Dataset items:
+-------+
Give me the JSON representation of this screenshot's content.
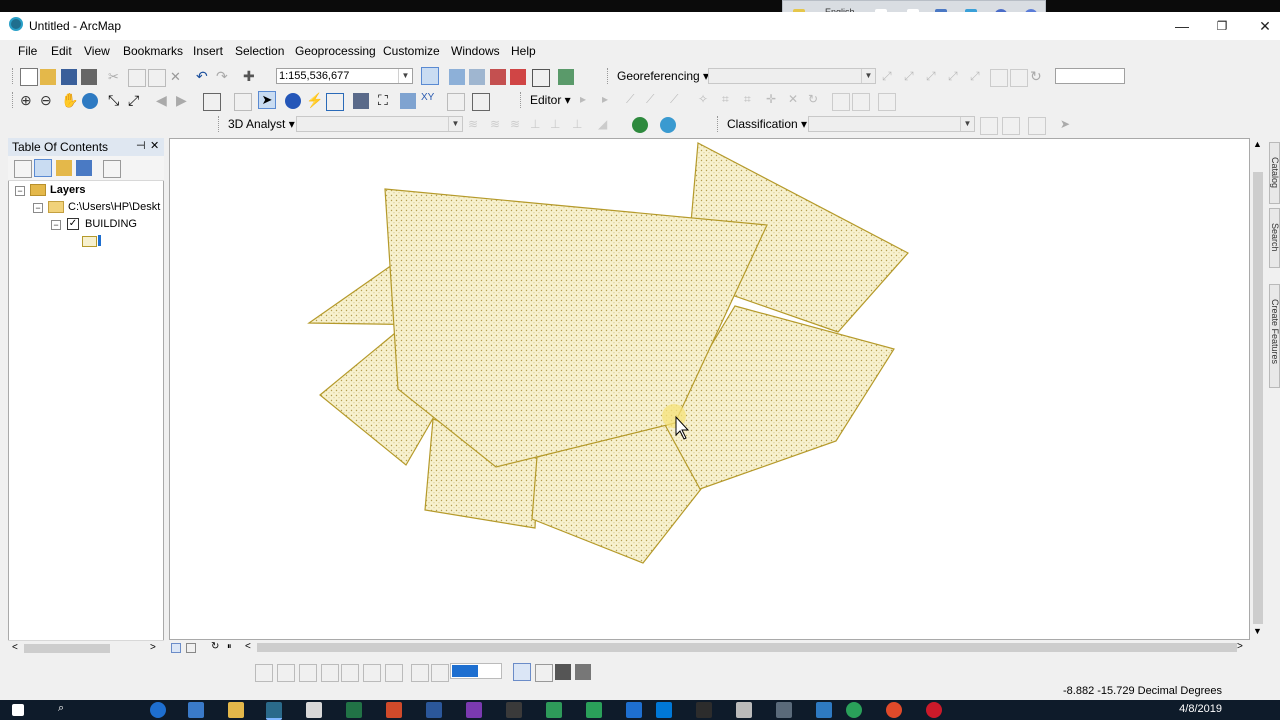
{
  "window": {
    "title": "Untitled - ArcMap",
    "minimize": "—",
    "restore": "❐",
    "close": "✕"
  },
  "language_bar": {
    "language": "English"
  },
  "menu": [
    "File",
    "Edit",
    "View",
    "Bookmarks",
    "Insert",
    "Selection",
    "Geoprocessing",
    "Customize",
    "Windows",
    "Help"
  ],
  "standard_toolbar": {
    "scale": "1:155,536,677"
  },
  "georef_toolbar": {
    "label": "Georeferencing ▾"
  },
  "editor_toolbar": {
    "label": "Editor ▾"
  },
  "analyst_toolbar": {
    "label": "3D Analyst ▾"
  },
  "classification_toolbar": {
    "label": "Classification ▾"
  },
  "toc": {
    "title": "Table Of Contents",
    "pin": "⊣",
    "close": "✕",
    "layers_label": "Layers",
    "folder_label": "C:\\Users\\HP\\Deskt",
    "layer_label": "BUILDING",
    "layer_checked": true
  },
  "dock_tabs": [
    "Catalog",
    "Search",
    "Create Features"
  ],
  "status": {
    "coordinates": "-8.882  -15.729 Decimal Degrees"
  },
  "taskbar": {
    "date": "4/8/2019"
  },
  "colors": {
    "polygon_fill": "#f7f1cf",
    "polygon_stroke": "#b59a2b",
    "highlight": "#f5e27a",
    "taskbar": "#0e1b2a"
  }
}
+-------+
Copy each line of the listing that holds the word "title".

THE ANSWER:
    "title": "Untitled - ArcMap",
    "title": "Table Of Contents",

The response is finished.